= PROBLEM STATEMENT =
Please rewrite the records below, changing every "screenshot" to "screen capture" and leaving everything else the same. Leave the pictures out of your answer.

= DATA TO PROCESS =

+--

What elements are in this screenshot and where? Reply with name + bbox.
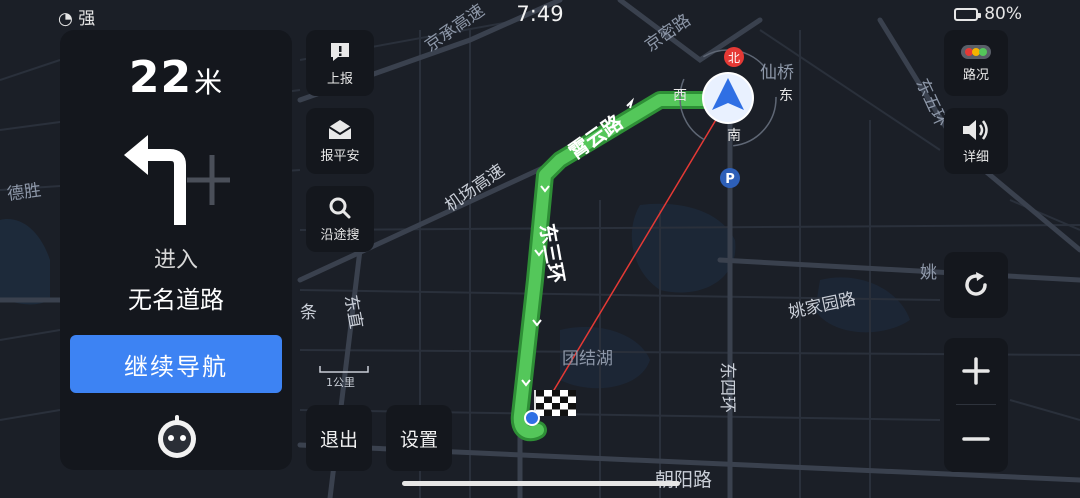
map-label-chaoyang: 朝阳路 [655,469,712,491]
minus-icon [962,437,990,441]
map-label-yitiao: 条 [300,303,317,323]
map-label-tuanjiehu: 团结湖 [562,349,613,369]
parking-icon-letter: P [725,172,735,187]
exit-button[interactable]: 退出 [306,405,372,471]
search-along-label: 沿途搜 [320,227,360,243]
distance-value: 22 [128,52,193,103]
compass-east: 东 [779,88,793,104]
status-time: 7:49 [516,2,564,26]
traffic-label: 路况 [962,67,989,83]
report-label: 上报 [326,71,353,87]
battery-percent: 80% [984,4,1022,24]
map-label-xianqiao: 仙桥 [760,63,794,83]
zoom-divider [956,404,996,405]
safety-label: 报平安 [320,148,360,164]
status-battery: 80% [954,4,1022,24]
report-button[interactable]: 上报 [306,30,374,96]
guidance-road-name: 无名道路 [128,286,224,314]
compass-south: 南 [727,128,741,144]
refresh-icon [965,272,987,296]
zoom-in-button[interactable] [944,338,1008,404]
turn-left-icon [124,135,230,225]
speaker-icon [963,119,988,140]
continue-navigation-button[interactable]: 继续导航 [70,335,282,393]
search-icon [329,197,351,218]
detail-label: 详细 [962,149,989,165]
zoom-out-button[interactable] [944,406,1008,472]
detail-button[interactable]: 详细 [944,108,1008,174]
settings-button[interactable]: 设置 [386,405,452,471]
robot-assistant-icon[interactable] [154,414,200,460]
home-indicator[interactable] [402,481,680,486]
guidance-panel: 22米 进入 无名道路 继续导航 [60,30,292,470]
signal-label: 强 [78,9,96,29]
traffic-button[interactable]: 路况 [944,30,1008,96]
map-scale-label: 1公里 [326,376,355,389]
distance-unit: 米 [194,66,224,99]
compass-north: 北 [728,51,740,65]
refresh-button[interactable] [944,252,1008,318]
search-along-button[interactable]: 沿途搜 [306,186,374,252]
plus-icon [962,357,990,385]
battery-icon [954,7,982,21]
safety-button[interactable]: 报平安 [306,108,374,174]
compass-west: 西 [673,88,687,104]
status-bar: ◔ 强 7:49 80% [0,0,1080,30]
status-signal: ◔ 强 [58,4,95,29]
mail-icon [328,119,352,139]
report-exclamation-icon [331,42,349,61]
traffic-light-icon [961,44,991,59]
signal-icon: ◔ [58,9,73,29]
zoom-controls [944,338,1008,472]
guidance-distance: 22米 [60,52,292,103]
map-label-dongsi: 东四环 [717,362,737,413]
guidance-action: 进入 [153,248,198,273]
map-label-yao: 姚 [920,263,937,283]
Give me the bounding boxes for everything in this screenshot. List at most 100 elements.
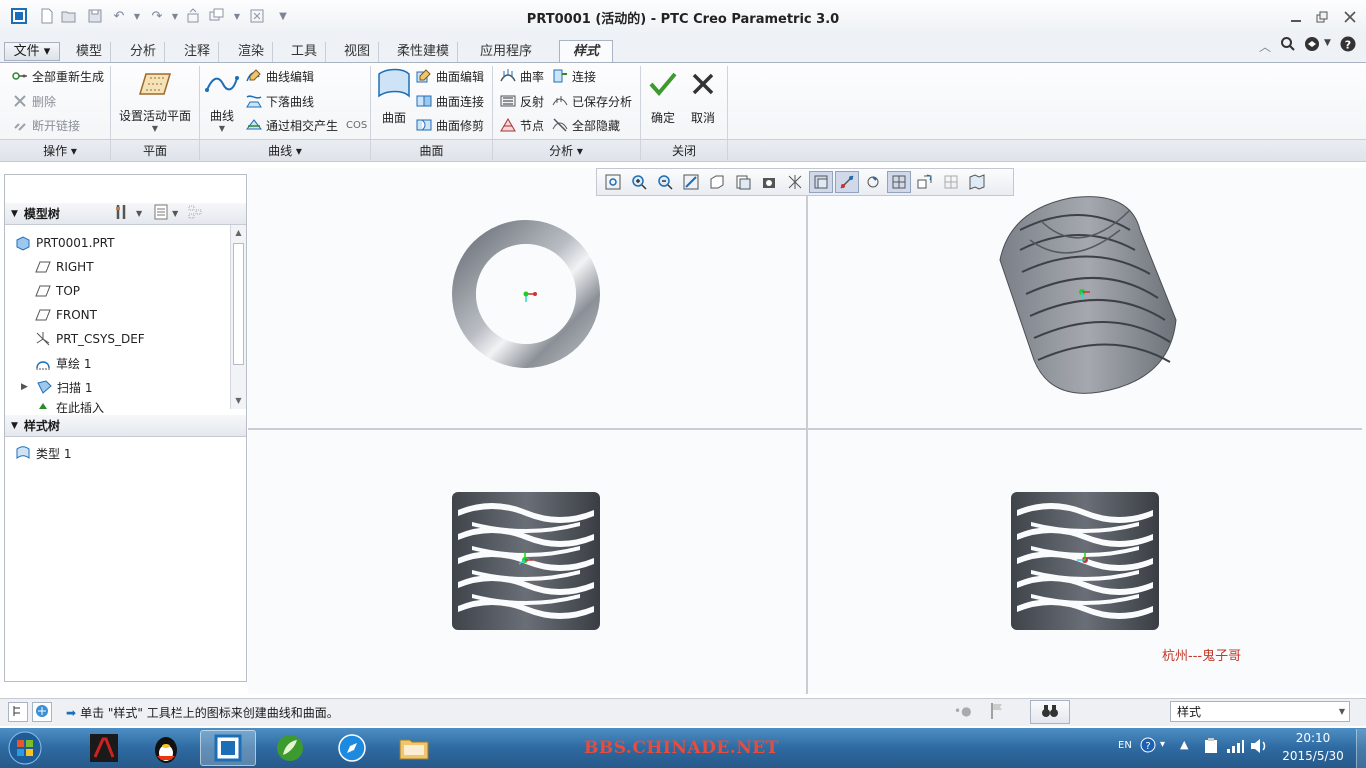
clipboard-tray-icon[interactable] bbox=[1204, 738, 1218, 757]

+--

= SOLUTION BELOW =
What elements are in this screen capture and where? Reply with name + bbox.
map-label-chaoyang: 朝阳路 [655,469,712,491]
minus-icon [962,437,990,441]
map-label-yitiao: 条 [300,303,317,323]
map-label-tuanjiehu: 团结湖 [562,349,613,369]
parking-icon-letter: P [725,172,735,187]
exit-button[interactable]: 退出 [306,405,372,471]
search-along-label: 沿途搜 [320,227,360,243]
distance-value: 22 [128,52,193,103]
compass-east: 东 [779,88,793,104]
status-time: 7:49 [516,2,564,26]
traffic-label: 路况 [962,67,989,83]
report-label: 上报 [326,71,353,87]
battery-percent: 80% [984,4,1022,24]
map-label-xianqiao: 仙桥 [760,63,794,83]
zoom-divider [956,404,996,405]
safety-label: 报平安 [320,148,360,164]
status-battery: 80% [954,4,1022,24]
report-button[interactable]: 上报 [306,30,374,96]
guidance-road-name: 无名道路 [128,286,224,314]
compass-south: 南 [727,128,741,144]
refresh-icon [965,272,987,296]
zoom-in-button[interactable] [944,338,1008,404]
turn-left-icon [124,135,230,225]
speaker-icon [963,119,988,140]
continue-navigation-button[interactable]: 继续导航 [70,335,282,393]
search-icon [329,197,351,218]
detail-label: 详细 [962,149,989,165]
zoom-out-button[interactable] [944,406,1008,472]
detail-button[interactable]: 详细 [944,108,1008,174]
settings-button[interactable]: 设置 [386,405,452,471]
robot-assistant-icon[interactable] [154,414,200,460]
home-indicator[interactable] [402,481,680,486]
guidance-panel: 22米 进入 无名道路 继续导航 [60,30,292,470]
signal-label: 强 [78,9,96,29]
traffic-button[interactable]: 路况 [944,30,1008,96]
map-scale-label: 1公里 [326,376,355,389]
distance-unit: 米 [194,66,224,99]
compass-north: 北 [728,51,740,65]
refresh-button[interactable] [944,252,1008,318]
search-along-button[interactable]: 沿途搜 [306,186,374,252]
plus-icon [962,357,990,385]
battery-icon [954,7,982,21]
safety-button[interactable]: 报平安 [306,108,374,174]
compass-west: 西 [673,88,687,104]
status-bar: ◔ 强 7:49 80% [0,0,1080,30]
status-signal: ◔ 强 [58,4,95,29]
mail-icon [328,119,352,139]
report-exclamation-icon [331,42,349,61]
traffic-light-icon [961,44,991,59]
signal-icon: ◔ [58,9,73,29]
zoom-controls [944,338,1008,472]
guidance-distance: 22米 [60,52,292,103]
map-label-dongsi: 东四环 [717,362,737,413]
guidance-action: 进入 [153,248,198,273]
map-label-yao: 姚 [920,263,937,283]
Give me the bounding boxes for everything in this screen capture. List at most 100 elements.
clipboard-tray-icon[interactable] bbox=[1204, 738, 1218, 757]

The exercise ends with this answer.